**SOURCE MATERIAL**

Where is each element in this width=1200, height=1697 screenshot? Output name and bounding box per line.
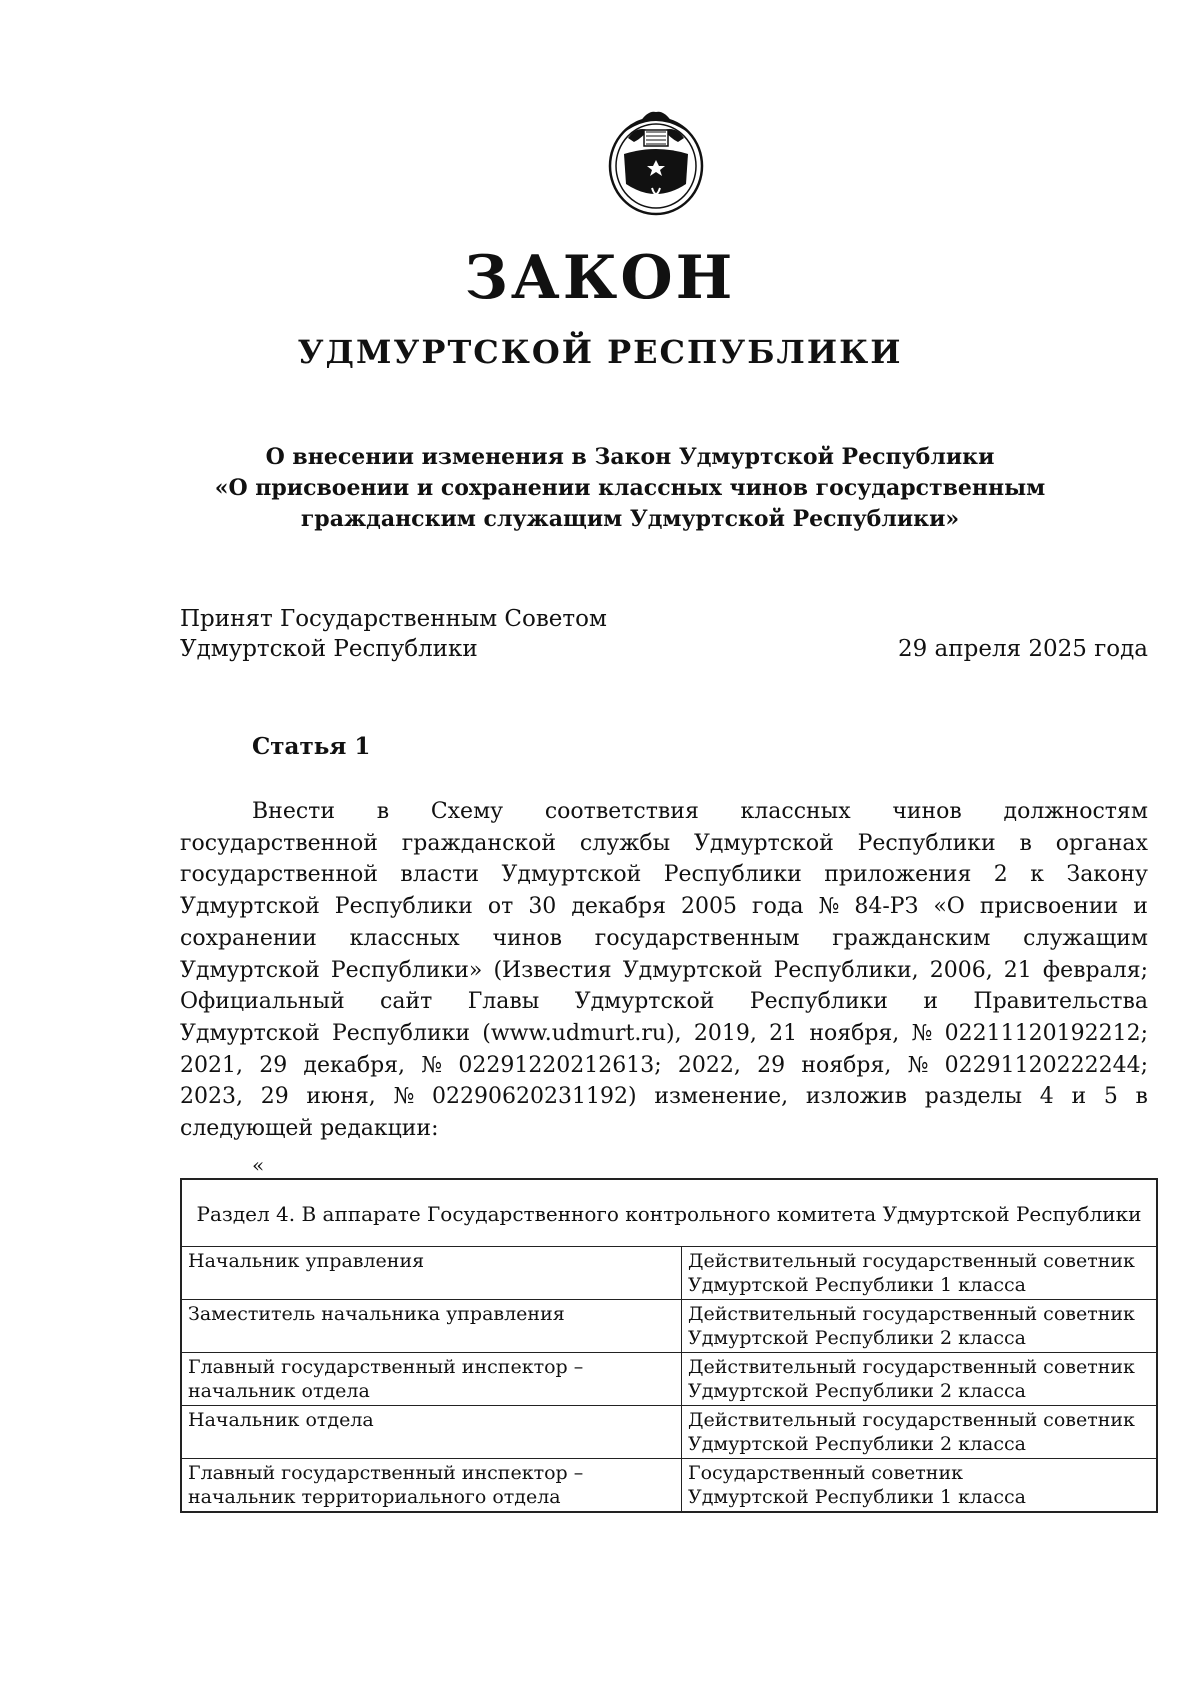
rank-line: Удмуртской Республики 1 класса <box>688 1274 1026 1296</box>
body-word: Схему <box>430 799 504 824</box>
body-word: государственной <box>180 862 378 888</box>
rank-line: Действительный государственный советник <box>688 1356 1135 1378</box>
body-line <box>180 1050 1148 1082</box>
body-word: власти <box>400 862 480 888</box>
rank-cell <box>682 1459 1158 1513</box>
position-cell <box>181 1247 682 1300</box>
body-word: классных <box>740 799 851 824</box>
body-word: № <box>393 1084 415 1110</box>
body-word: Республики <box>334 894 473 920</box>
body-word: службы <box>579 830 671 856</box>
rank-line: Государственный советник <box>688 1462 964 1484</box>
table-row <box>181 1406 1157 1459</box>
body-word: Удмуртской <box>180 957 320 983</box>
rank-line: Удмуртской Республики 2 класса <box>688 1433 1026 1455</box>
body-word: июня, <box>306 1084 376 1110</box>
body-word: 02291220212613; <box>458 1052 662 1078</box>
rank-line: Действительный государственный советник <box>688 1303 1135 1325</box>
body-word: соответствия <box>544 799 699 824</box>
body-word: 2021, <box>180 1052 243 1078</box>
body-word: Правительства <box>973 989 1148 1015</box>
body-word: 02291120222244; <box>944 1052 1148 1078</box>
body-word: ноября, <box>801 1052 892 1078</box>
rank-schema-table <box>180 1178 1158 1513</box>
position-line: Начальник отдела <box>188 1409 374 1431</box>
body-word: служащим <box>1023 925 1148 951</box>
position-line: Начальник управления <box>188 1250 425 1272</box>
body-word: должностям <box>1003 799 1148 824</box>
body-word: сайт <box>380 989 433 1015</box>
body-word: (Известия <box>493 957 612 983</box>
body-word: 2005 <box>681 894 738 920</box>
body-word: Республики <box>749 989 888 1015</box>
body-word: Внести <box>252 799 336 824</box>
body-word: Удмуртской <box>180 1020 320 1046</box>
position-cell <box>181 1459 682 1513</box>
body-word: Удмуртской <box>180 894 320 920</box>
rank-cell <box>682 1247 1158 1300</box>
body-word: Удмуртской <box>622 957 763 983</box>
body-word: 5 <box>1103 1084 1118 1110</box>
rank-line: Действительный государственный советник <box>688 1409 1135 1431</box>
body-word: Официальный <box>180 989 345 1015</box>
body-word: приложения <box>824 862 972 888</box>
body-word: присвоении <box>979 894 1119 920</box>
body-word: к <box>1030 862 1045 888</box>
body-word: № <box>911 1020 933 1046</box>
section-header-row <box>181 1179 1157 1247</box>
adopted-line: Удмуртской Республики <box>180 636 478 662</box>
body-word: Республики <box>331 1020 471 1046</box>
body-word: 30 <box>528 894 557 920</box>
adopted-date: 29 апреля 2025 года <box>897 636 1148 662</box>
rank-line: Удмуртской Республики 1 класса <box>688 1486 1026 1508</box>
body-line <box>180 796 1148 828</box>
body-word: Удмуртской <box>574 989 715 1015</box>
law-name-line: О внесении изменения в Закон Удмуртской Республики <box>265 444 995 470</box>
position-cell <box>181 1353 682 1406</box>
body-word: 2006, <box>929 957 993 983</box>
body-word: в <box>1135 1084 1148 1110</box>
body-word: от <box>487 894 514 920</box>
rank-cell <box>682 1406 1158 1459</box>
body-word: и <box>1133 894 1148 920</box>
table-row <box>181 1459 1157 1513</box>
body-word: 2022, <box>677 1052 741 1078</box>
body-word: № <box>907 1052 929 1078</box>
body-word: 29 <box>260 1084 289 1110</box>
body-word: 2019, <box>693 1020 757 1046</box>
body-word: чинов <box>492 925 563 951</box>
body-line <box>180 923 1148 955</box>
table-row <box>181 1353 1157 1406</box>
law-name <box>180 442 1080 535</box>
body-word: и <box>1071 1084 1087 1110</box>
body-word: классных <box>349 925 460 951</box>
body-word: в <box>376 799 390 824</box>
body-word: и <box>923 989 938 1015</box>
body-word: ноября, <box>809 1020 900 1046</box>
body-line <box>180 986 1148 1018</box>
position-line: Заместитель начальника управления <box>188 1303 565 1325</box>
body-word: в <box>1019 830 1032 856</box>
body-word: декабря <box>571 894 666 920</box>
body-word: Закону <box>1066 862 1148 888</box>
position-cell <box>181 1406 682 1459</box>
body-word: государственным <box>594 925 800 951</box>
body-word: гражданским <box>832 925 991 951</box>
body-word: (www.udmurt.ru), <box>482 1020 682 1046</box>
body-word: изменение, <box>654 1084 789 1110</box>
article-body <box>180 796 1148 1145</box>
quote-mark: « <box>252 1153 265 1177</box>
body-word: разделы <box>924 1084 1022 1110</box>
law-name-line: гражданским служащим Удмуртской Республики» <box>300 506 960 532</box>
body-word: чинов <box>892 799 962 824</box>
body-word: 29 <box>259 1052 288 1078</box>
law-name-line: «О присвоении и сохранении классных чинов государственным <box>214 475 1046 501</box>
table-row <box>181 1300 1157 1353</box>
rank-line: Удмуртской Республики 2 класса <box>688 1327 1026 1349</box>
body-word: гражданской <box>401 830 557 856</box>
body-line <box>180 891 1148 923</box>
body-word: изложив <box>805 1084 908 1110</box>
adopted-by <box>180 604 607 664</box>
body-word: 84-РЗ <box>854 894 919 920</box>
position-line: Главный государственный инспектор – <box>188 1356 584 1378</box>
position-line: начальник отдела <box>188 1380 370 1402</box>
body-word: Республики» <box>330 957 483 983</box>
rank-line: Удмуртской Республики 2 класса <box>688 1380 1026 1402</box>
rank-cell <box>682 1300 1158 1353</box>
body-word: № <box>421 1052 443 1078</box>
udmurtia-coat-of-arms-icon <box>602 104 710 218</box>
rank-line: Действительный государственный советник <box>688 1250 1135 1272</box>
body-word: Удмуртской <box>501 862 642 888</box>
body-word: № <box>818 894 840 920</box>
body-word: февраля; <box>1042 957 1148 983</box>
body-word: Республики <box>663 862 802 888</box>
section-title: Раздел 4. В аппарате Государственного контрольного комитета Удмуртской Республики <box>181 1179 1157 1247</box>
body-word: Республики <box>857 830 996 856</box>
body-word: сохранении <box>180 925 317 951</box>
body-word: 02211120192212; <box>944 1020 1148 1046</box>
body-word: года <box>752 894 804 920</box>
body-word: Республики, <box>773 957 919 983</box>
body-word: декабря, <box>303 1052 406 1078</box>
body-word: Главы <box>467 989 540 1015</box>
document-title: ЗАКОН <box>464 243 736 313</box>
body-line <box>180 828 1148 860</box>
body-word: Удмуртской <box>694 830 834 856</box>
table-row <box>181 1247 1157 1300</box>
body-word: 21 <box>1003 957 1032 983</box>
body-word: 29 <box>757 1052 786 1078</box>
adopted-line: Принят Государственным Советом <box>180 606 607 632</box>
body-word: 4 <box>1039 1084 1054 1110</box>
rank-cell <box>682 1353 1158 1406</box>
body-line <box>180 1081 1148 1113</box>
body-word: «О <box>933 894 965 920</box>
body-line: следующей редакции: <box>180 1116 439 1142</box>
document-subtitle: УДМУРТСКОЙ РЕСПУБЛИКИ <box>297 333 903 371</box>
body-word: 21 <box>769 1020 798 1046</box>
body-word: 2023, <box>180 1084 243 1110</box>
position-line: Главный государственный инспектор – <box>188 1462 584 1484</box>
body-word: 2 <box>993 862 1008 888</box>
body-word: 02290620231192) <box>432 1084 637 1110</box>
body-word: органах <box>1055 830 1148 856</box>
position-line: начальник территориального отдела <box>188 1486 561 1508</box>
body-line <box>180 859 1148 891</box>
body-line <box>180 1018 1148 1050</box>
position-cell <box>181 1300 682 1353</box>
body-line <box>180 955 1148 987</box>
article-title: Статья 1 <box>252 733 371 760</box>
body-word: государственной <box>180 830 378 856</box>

**JOB**
Copy the lines of the entries above without any changes, from the one that contains "rank-line: Удмуртской Республики 1 класса <box>688 1274" through the one that contains "body-word: № <box>393 1084 415 1110</box>", both included.

**ANSWER FOR THIS EXERCISE**
rank-line: Удмуртской Республики 1 класса <box>688 1274 1026 1296</box>
body-word: Схему <box>430 799 504 824</box>
body-word: государственной <box>180 862 378 888</box>
rank-line: Действительный государственный советник <box>688 1356 1135 1378</box>
body-line <box>180 1050 1148 1082</box>
body-word: власти <box>400 862 480 888</box>
rank-cell <box>682 1459 1158 1513</box>
position-cell <box>181 1247 682 1300</box>
body-word: классных <box>740 799 851 824</box>
body-word: № <box>393 1084 415 1110</box>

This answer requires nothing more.